Tally up the lines where the string "this" appears; reply with the number only.

Dataset entries:
----------------------------------------

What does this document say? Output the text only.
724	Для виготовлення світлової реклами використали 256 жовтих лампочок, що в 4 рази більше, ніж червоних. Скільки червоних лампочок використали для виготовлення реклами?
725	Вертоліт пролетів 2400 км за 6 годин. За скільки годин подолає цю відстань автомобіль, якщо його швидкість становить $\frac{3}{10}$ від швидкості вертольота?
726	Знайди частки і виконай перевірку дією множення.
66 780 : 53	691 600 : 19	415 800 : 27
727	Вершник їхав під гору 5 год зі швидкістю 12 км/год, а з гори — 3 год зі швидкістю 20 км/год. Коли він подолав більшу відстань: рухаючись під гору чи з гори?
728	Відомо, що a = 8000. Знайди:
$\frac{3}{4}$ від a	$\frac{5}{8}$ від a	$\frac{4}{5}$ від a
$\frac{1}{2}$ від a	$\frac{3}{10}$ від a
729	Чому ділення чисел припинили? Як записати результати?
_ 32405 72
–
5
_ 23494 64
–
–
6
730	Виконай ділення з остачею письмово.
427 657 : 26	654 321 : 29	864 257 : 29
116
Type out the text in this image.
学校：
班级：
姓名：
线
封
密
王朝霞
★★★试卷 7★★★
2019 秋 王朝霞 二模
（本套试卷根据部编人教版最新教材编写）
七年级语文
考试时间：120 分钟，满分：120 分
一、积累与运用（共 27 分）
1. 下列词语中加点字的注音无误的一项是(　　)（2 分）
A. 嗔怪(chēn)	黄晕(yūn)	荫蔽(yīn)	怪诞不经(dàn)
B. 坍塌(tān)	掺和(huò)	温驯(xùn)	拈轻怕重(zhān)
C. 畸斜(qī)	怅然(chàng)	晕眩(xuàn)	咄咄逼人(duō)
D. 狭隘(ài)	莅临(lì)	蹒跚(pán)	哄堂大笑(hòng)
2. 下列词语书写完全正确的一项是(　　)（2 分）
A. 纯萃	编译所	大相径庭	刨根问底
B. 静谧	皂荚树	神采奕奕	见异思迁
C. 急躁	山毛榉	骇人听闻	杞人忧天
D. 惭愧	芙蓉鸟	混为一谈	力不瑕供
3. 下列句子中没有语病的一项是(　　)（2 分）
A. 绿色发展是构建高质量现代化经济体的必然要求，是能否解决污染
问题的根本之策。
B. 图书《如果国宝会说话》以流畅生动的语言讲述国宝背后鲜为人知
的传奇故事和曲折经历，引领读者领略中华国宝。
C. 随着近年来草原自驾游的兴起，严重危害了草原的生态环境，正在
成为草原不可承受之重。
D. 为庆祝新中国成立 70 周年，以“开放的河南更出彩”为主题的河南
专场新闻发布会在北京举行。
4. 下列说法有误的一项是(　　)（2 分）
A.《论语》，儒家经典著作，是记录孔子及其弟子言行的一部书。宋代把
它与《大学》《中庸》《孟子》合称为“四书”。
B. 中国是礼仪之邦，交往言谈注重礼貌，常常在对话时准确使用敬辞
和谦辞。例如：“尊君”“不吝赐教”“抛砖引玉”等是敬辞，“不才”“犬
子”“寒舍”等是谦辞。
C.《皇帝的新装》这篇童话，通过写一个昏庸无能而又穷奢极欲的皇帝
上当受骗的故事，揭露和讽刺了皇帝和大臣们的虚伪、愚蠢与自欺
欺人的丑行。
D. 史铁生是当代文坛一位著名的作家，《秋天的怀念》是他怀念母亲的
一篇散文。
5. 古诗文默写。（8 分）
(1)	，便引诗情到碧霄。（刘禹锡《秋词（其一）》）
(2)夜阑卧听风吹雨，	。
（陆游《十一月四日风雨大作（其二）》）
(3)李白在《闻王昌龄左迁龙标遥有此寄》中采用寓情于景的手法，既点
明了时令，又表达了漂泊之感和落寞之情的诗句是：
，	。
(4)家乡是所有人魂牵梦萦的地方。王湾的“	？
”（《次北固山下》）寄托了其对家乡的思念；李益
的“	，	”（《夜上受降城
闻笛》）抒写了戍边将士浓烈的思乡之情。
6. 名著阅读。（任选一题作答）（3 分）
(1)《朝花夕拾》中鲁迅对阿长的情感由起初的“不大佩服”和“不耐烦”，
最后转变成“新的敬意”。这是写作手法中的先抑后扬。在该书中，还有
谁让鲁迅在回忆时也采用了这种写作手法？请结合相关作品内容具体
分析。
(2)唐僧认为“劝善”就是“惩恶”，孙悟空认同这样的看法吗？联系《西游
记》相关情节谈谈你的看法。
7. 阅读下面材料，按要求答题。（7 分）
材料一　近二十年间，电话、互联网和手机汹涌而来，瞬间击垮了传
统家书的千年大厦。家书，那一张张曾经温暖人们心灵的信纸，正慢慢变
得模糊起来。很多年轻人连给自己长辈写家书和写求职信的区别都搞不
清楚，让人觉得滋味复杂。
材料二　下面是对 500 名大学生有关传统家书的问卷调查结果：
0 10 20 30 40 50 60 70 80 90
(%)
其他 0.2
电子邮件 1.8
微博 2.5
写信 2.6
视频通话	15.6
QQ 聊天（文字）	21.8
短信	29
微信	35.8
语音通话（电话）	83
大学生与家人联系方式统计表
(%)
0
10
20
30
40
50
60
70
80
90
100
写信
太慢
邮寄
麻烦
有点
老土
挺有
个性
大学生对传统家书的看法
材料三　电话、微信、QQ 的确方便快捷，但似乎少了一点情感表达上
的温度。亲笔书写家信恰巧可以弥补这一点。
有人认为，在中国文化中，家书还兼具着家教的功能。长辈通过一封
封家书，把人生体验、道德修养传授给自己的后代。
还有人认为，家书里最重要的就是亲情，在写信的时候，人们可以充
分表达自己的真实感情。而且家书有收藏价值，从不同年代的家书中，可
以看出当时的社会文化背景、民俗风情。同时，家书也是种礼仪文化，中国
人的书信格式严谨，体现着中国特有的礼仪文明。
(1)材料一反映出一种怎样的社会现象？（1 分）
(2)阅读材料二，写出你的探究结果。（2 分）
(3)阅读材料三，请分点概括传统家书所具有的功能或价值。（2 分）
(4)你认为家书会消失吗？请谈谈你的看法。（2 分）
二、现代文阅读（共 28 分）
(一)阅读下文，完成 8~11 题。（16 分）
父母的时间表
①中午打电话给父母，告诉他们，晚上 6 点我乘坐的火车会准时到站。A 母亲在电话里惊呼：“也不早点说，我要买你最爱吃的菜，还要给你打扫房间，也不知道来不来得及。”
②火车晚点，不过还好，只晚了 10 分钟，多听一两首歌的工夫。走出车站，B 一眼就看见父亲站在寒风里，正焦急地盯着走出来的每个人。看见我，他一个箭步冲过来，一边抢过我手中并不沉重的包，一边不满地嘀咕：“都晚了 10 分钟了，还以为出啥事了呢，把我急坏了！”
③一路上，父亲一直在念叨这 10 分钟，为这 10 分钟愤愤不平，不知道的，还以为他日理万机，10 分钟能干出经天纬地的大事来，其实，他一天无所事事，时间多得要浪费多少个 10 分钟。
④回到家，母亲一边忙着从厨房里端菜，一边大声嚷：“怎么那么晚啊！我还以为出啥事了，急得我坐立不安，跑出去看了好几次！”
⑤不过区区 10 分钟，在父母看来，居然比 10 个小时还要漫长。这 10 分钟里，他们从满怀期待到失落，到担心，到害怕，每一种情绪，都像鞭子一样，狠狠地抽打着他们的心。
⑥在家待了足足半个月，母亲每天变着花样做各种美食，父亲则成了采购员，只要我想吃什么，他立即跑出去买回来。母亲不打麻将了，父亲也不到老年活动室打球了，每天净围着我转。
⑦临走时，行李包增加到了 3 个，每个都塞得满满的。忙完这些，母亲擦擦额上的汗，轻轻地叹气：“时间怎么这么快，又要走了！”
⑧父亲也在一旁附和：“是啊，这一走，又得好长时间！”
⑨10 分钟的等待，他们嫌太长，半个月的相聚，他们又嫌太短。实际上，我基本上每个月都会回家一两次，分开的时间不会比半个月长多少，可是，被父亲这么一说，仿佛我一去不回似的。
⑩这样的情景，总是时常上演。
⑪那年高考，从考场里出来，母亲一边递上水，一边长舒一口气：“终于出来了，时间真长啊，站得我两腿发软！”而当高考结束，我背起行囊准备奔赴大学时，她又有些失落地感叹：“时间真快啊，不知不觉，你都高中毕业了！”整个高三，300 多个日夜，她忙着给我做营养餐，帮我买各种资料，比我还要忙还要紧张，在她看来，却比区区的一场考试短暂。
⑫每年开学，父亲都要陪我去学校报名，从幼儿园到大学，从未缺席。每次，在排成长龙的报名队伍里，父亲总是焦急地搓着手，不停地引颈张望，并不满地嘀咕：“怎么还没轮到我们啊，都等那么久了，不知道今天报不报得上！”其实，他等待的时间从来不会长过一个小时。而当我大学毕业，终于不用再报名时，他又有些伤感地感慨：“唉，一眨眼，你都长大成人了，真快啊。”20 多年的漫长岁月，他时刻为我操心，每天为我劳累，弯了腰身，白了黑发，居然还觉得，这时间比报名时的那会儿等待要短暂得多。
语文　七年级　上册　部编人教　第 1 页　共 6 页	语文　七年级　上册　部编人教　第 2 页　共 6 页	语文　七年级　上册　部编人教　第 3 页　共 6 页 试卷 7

----------------------------------------

TASK SOLUTION ->
2